==== Records to process ====

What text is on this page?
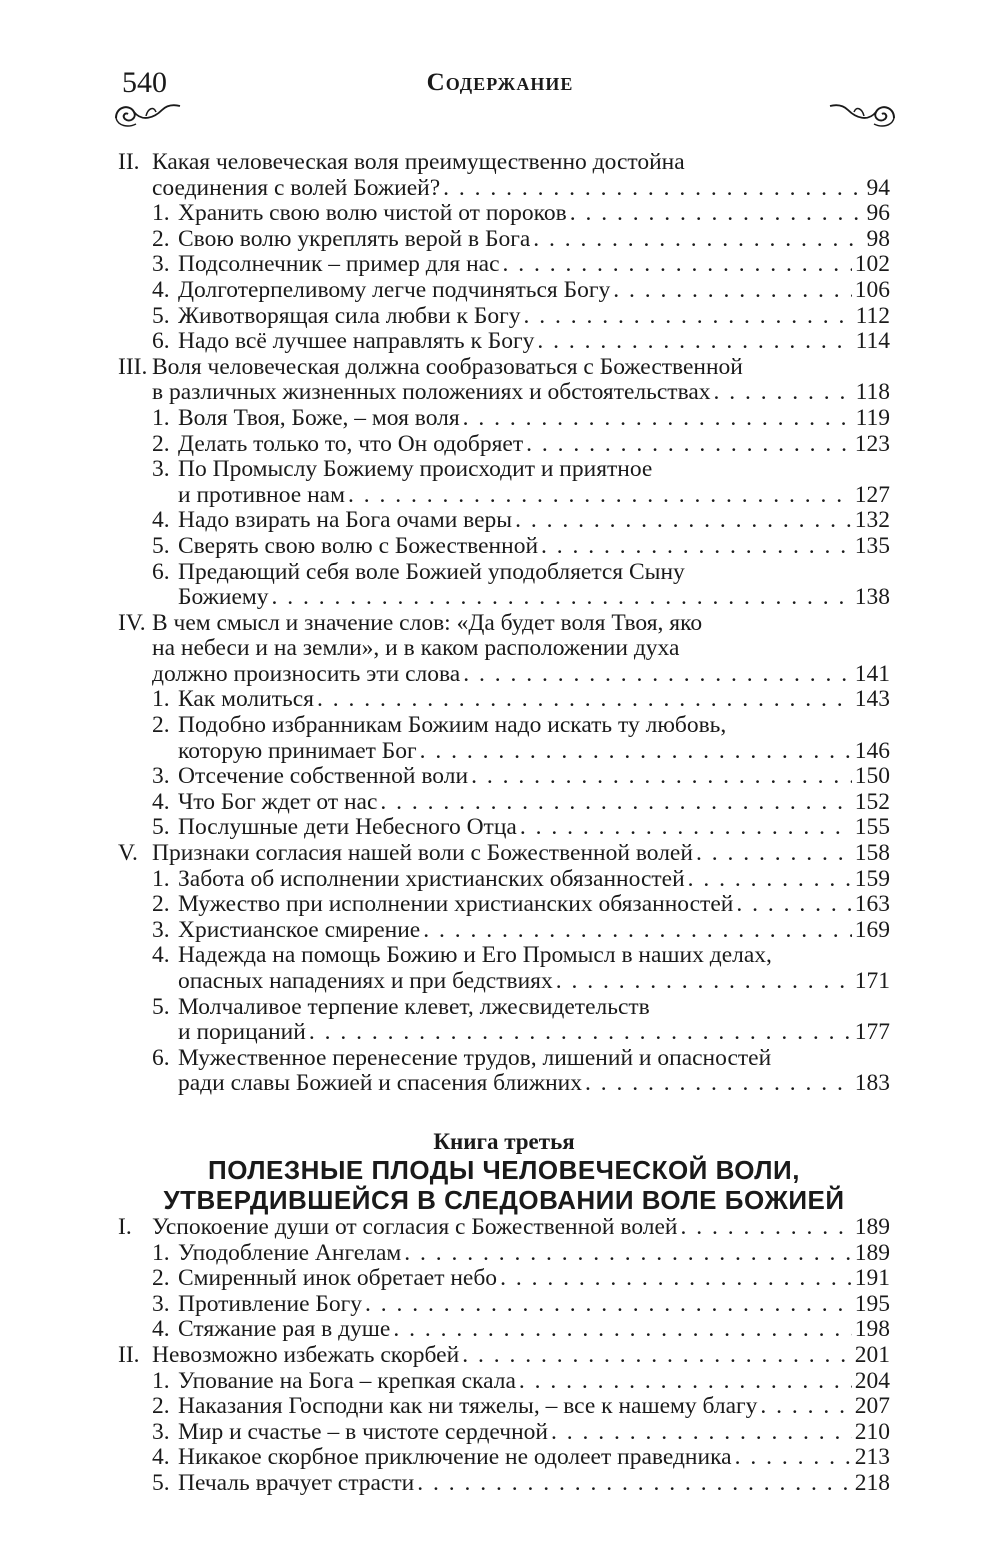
540	Содержание
II. Какая человеческая воля преимущественно достойна
соединения с волей Божией? . . .	94
1. Хранить свою волю чистой от пороков . . .	96
2. Свою волю укреплять верой в Бога . . .	98
3. Подсолнечник – пример для нас . . .	102
4. Долготерпеливому легче подчиняться Богу . . .	106
5. Животворящая сила любви к Богу . . .	112
6. Надо всё лучшее направлять к Богу . . .	114
III. Воля человеческая должна сообразоваться с Божественной
в различных жизненных положениях и обстоятельствах . . .	118
1. Воля Твоя, Боже, – моя воля . . .	119
2. Делать только то, что Он одобряет . . .	123
3. По Промыслу Божиему происходит и приятное
и противное нам . . .	127
4. Надо взирать на Бога очами веры . . .	132
5. Сверять свою волю с Божественной . . .	135
6. Предающий себя воле Божией уподобляется Сыну
Божиему . . .	138
IV. В чем смысл и значение слов: «Да будет воля Твоя, яко
на небеси и на земли», и в каком расположении духа
должно произносить эти слова . . .	141
1. Как молиться . . .	143
2. Подобно избранникам Божиим надо искать ту любовь,
которую принимает Бог . . .	146
3. Отсечение собственной воли . . .	150
4. Что Бог ждет от нас . . .	152
5. Послушные дети Небесного Отца . . .	155
V. Признаки согласия нашей воли с Божественной волей . . .	158
1. Забота об исполнении христианских обязанностей . . .	159
2. Мужество при исполнении христианских обязанностей . . .	163
3. Христианское смирение . . .	169
4. Надежда на помощь Божию и Его Промысл в наших делах,
опасных нападениях и при бедствиях . . .	171
5. Молчаливое терпение клевет, лжесвидетельств
и порицаний . . .	177
6. Мужественное перенесение трудов, лишений и опасностей
ради славы Божией и спасения ближних . . .	183
Книга третья
ПОЛЕЗНЫЕ ПЛОДЫ ЧЕЛОВЕЧЕСКОЙ ВОЛИ,
УТВЕРДИВШЕЙСЯ В СЛЕДОВАНИИ ВОЛЕ БОЖИЕЙ
I. Успокоение души от согласия с Божественной волей . . .	189
1. Уподобление Ангелам . . .	189
2. Смиренный инок обретает небо . . .	191
3. Противление Богу . . .	195
4. Стяжание рая в душе . . .	198
II. Невозможно избежать скорбей . . .	201
1. Упование на Бога – крепкая скала . . .	204
2. Наказания Господни как ни тяжелы, – все к нашему благу . . .	207
3. Мир и счастье – в чистоте сердечной . . .	210
4. Никакое скорбное приключение не одолеет праведника . . .	213
5. Печаль врачует страсти . . .	218
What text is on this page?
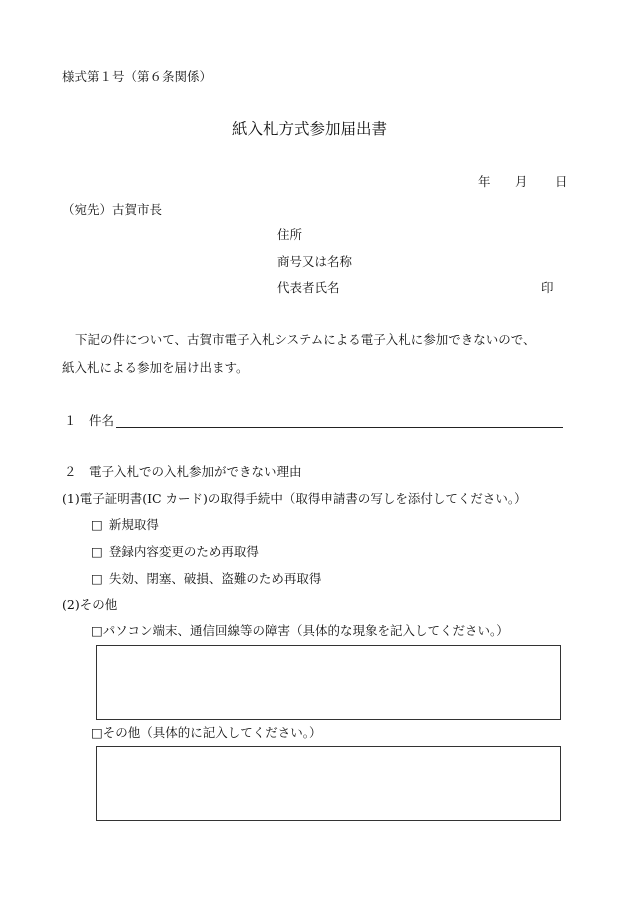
様式第１号（第６条関係）
紙入札方式参加届出書
年 月 日
（宛先）古賀市長
住所
商号又は名称
代表者氏名	印
下記の件について、古賀市電子入札システムによる電子入札に参加できないので、
紙入札による参加を届け出ます。
１ 件名
２　電子入札での入札参加ができない理由
(1)電子証明書(IC カード)の取得手続中（取得申請書の写しを添付してください。）
□ 新規取得
□ 登録内容変更のため再取得
□ 失効、閉塞、破損、盗難のため再取得
(2)その他
□パソコン端末、通信回線等の障害（具体的な現象を記入してください。）
□その他（具体的に記入してください。）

====

Written problem>
In the records above, how many lines contain the string "волей"? State that number only.

Response to this exercise>
3